— BEGIN —
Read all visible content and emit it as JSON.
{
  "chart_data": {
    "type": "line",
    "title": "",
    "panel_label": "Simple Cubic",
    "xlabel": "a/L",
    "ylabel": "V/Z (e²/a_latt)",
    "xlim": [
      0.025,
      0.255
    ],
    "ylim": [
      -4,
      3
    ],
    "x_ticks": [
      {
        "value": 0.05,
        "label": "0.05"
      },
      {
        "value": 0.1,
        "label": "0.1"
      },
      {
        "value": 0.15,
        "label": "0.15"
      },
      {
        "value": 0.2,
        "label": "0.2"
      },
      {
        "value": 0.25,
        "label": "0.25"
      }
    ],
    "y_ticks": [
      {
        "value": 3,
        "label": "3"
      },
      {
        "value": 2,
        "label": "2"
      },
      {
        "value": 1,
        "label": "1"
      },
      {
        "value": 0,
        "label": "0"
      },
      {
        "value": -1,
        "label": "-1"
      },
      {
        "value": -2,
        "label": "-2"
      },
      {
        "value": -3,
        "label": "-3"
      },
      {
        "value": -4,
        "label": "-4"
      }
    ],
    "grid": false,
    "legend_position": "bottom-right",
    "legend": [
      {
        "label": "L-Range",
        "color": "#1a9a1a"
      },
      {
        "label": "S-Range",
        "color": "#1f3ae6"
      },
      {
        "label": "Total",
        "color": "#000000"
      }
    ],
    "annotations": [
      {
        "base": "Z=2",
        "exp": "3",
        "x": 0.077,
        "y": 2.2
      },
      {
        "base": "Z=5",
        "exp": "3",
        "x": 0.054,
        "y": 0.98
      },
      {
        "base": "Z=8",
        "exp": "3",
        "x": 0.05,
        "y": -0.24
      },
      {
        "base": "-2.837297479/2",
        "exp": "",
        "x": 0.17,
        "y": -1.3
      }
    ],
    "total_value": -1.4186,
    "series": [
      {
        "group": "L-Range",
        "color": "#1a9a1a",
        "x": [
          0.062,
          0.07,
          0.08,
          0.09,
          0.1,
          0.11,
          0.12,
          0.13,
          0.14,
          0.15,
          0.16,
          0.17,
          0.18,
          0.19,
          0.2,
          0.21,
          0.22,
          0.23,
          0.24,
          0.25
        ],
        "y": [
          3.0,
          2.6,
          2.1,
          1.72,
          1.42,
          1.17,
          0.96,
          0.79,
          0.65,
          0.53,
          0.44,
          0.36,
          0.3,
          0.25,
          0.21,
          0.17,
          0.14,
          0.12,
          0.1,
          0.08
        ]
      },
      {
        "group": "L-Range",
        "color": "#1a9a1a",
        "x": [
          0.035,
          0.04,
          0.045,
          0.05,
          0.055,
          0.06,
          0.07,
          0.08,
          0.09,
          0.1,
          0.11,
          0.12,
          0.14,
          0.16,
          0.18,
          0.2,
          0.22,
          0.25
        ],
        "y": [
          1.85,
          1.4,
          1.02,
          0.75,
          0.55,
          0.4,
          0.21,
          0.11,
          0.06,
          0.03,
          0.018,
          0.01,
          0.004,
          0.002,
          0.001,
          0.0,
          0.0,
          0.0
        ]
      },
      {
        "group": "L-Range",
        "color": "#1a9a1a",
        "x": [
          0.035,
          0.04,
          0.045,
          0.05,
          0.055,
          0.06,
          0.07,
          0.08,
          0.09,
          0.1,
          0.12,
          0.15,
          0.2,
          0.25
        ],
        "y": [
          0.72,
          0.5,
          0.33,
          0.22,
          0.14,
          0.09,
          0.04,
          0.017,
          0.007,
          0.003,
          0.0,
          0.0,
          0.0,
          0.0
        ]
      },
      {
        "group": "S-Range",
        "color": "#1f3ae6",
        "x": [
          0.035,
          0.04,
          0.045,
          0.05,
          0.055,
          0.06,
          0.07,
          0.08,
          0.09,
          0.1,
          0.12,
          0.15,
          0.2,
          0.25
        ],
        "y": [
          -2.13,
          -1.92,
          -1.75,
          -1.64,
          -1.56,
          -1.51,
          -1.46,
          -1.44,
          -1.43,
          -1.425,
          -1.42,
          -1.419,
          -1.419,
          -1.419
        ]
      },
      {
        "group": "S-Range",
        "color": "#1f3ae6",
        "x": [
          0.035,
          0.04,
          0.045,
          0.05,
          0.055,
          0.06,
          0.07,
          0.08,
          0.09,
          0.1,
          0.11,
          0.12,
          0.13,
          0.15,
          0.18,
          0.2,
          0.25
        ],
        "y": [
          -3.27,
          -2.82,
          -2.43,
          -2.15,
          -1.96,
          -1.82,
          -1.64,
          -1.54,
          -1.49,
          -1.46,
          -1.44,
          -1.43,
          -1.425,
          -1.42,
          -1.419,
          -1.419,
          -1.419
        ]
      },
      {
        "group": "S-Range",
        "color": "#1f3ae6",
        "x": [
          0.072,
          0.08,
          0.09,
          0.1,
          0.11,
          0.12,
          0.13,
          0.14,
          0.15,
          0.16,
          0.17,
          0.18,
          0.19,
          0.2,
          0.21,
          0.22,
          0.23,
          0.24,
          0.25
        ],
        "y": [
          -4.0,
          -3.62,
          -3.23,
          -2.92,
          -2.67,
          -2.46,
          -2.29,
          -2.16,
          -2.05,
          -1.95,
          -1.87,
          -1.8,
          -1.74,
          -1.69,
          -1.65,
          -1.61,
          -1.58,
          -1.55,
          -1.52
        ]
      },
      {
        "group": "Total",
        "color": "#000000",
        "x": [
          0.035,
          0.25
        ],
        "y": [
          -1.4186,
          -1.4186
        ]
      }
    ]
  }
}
— END —
Directions for this task:
Output the records exactly, including every line.

Solution for this problem:
Read all visible content and emit it as JSON.
{
  "chart_data": {
    "type": "line",
    "title": "",
    "panel_label": "Simple Cubic",
    "xlabel": "a/L",
    "ylabel": "V/Z (e²/a_latt)",
    "xlim": [
      0.025,
      0.255
    ],
    "ylim": [
      -4,
      3
    ],
    "x_ticks": [
      {
        "value": 0.05,
        "label": "0.05"
      },
      {
        "value": 0.1,
        "label": "0.1"
      },
      {
        "value": 0.15,
        "label": "0.15"
      },
      {
        "value": 0.2,
        "label": "0.2"
      },
      {
        "value": 0.25,
        "label": "0.25"
      }
    ],
    "y_ticks": [
      {
        "value": 3,
        "label": "3"
      },
      {
        "value": 2,
        "label": "2"
      },
      {
        "value": 1,
        "label": "1"
      },
      {
        "value": 0,
        "label": "0"
      },
      {
        "value": -1,
        "label": "-1"
      },
      {
        "value": -2,
        "label": "-2"
      },
      {
        "value": -3,
        "label": "-3"
      },
      {
        "value": -4,
        "label": "-4"
      }
    ],
    "grid": false,
    "legend_position": "bottom-right",
    "legend": [
      {
        "label": "L-Range",
        "color": "#1a9a1a"
      },
      {
        "label": "S-Range",
        "color": "#1f3ae6"
      },
      {
        "label": "Total",
        "color": "#000000"
      }
    ],
    "annotations": [
      {
        "base": "Z=2",
        "exp": "3",
        "x": 0.077,
        "y": 2.2
      },
      {
        "base": "Z=5",
        "exp": "3",
        "x": 0.054,
        "y": 0.98
      },
      {
        "base": "Z=8",
        "exp": "3",
        "x": 0.05,
        "y": -0.24
      },
      {
        "base": "-2.837297479/2",
        "exp": "",
        "x": 0.17,
        "y": -1.3
      }
    ],
    "total_value": -1.4186,
    "series": [
      {
        "group": "L-Range",
        "color": "#1a9a1a",
        "x": [
          0.062,
          0.07,
          0.08,
          0.09,
          0.1,
          0.11,
          0.12,
          0.13,
          0.14,
          0.15,
          0.16,
          0.17,
          0.18,
          0.19,
          0.2,
          0.21,
          0.22,
          0.23,
          0.24,
          0.25
        ],
        "y": [
          3.0,
          2.6,
          2.1,
          1.72,
          1.42,
          1.17,
          0.96,
          0.79,
          0.65,
          0.53,
          0.44,
          0.36,
          0.3,
          0.25,
          0.21,
          0.17,
          0.14,
          0.12,
          0.1,
          0.08
        ]
      },
      {
        "group": "L-Range",
        "color": "#1a9a1a",
        "x": [
          0.035,
          0.04,
          0.045,
          0.05,
          0.055,
          0.06,
          0.07,
          0.08,
          0.09,
          0.1,
          0.11,
          0.12,
          0.14,
          0.16,
          0.18,
          0.2,
          0.22,
          0.25
        ],
        "y": [
          1.85,
          1.4,
          1.02,
          0.75,
          0.55,
          0.4,
          0.21,
          0.11,
          0.06,
          0.03,
          0.018,
          0.01,
          0.004,
          0.002,
          0.001,
          0.0,
          0.0,
          0.0
        ]
      },
      {
        "group": "L-Range",
        "color": "#1a9a1a",
        "x": [
          0.035,
          0.04,
          0.045,
          0.05,
          0.055,
          0.06,
          0.07,
          0.08,
          0.09,
          0.1,
          0.12,
          0.15,
          0.2,
          0.25
        ],
        "y": [
          0.72,
          0.5,
          0.33,
          0.22,
          0.14,
          0.09,
          0.04,
          0.017,
          0.007,
          0.003,
          0.0,
          0.0,
          0.0,
          0.0
        ]
      },
      {
        "group": "S-Range",
        "color": "#1f3ae6",
        "x": [
          0.035,
          0.04,
          0.045,
          0.05,
          0.055,
          0.06,
          0.07,
          0.08,
          0.09,
          0.1,
          0.12,
          0.15,
          0.2,
          0.25
        ],
        "y": [
          -2.13,
          -1.92,
          -1.75,
          -1.64,
          -1.56,
          -1.51,
          -1.46,
          -1.44,
          -1.43,
          -1.425,
          -1.42,
          -1.419,
          -1.419,
          -1.419
        ]
      },
      {
        "group": "S-Range",
        "color": "#1f3ae6",
        "x": [
          0.035,
          0.04,
          0.045,
          0.05,
          0.055,
          0.06,
          0.07,
          0.08,
          0.09,
          0.1,
          0.11,
          0.12,
          0.13,
          0.15,
          0.18,
          0.2,
          0.25
        ],
        "y": [
          -3.27,
          -2.82,
          -2.43,
          -2.15,
          -1.96,
          -1.82,
          -1.64,
          -1.54,
          -1.49,
          -1.46,
          -1.44,
          -1.43,
          -1.425,
          -1.42,
          -1.419,
          -1.419,
          -1.419
        ]
      },
      {
        "group": "S-Range",
        "color": "#1f3ae6",
        "x": [
          0.072,
          0.08,
          0.09,
          0.1,
          0.11,
          0.12,
          0.13,
          0.14,
          0.15,
          0.16,
          0.17,
          0.18,
          0.19,
          0.2,
          0.21,
          0.22,
          0.23,
          0.24,
          0.25
        ],
        "y": [
          -4.0,
          -3.62,
          -3.23,
          -2.92,
          -2.67,
          -2.46,
          -2.29,
          -2.16,
          -2.05,
          -1.95,
          -1.87,
          -1.8,
          -1.74,
          -1.69,
          -1.65,
          -1.61,
          -1.58,
          -1.55,
          -1.52
        ]
      },
      {
        "group": "Total",
        "color": "#000000",
        "x": [
          0.035,
          0.25
        ],
        "y": [
          -1.4186,
          -1.4186
        ]
      }
    ]
  }
}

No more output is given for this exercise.